Print the entries in full, word for word, but not the pictures.
* START RECORDS PROVIDED *
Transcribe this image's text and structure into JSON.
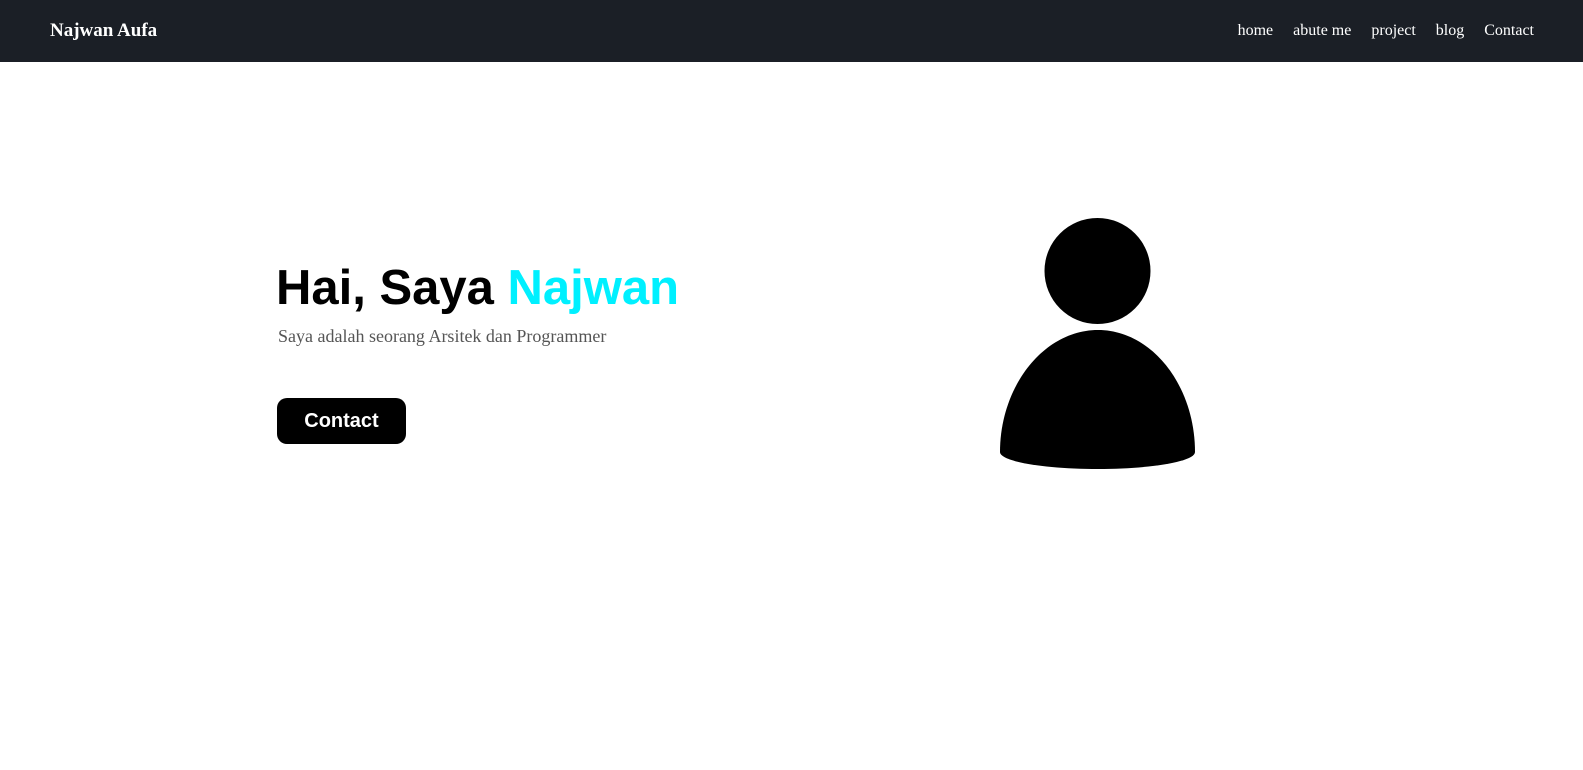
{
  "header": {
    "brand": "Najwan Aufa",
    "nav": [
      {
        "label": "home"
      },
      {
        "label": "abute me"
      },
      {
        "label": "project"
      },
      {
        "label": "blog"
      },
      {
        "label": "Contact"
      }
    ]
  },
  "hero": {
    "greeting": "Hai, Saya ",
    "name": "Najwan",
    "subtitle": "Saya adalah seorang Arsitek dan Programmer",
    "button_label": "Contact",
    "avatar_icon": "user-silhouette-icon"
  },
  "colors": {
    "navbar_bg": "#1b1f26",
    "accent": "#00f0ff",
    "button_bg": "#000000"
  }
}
* END RECORDS PROVIDED *
# ANSWER FOR THE TASK
Transcribe this image's text and structure into JSON.
{
  "header": {
    "brand": "Najwan Aufa",
    "nav": [
      {
        "label": "home"
      },
      {
        "label": "abute me"
      },
      {
        "label": "project"
      },
      {
        "label": "blog"
      },
      {
        "label": "Contact"
      }
    ]
  },
  "hero": {
    "greeting": "Hai, Saya ",
    "name": "Najwan",
    "subtitle": "Saya adalah seorang Arsitek dan Programmer",
    "button_label": "Contact",
    "avatar_icon": "user-silhouette-icon"
  },
  "colors": {
    "navbar_bg": "#1b1f26",
    "accent": "#00f0ff",
    "button_bg": "#000000"
  }
}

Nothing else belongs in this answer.